## begin Material for this exercise

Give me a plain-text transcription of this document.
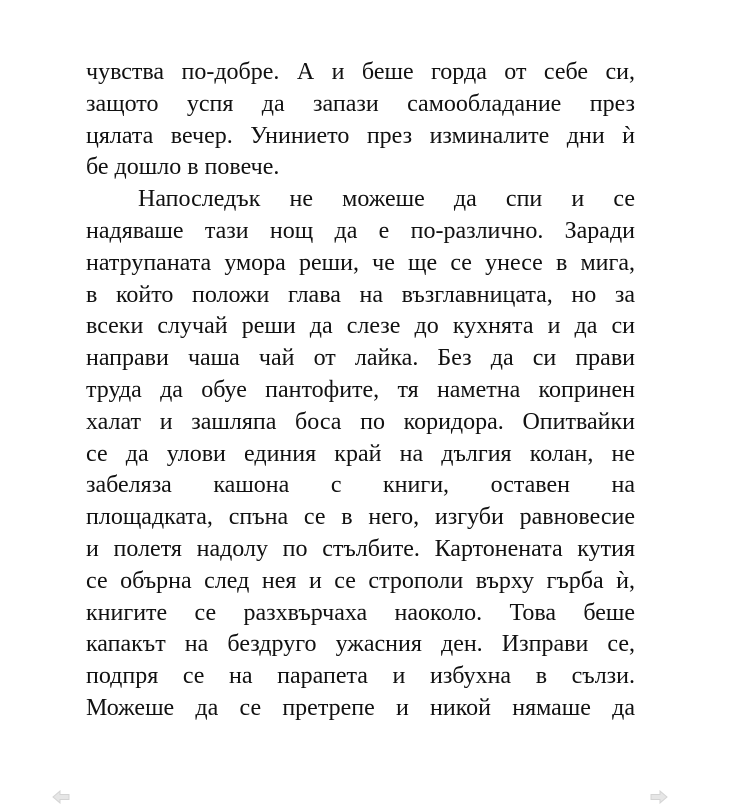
чувства по-добре. А и беше горда от себе си,
защото успя да запази самообладание през
цялата вечер. Унинието през изминалите дни ѝ
бе дошло в повече.
Напоследък не можеше да спи и се
надяваше тази нощ да е по-различно. Заради
натрупаната умора реши, че ще се унесе в мига,
в който положи глава на възглавницата, но за
всеки случай реши да слезе до кухнята и да си
направи чаша чай от лайка. Без да си прави
труда да обуе пантофите, тя наметна копринен
халат и зашляпа боса по коридора. Опитвайки
се да улови единия край на дългия колан, не
забеляза кашона с книги, оставен на
площадката, спъна се в него, изгуби равновесие
и полетя надолу по стълбите. Картонената кутия
се обърна след нея и се строполи върху гърба ѝ,
книгите се разхвърчаха наоколо. Това беше
капакът на бездруго ужасния ден. Изправи се,
подпря се на парапета и избухна в сълзи.
Можеше да се претрепе и никой нямаше да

## end Material for this exercise

Task statement:
Exclude all images and restate the records above word for word.

Complete answer:
Give me a plain-text transcription of this document.
чувства по-добре. А и беше горда от себе си,
защото успя да запази самообладание през
цялата вечер. Унинието през изминалите дни ѝ
бе дошло в повече.
Напоследък не можеше да спи и се
надяваше тази нощ да е по-различно. Заради
натрупаната умора реши, че ще се унесе в мига,
в който положи глава на възглавницата, но за
всеки случай реши да слезе до кухнята и да си
направи чаша чай от лайка. Без да си прави
труда да обуе пантофите, тя наметна копринен
халат и зашляпа боса по коридора. Опитвайки
се да улови единия край на дългия колан, не
забеляза кашона с книги, оставен на
площадката, спъна се в него, изгуби равновесие
и полетя надолу по стълбите. Картонената кутия
се обърна след нея и се строполи върху гърба ѝ,
книгите се разхвърчаха наоколо. Това беше
капакът на бездруго ужасния ден. Изправи се,
подпря се на парапета и избухна в сълзи.
Можеше да се претрепе и никой нямаше да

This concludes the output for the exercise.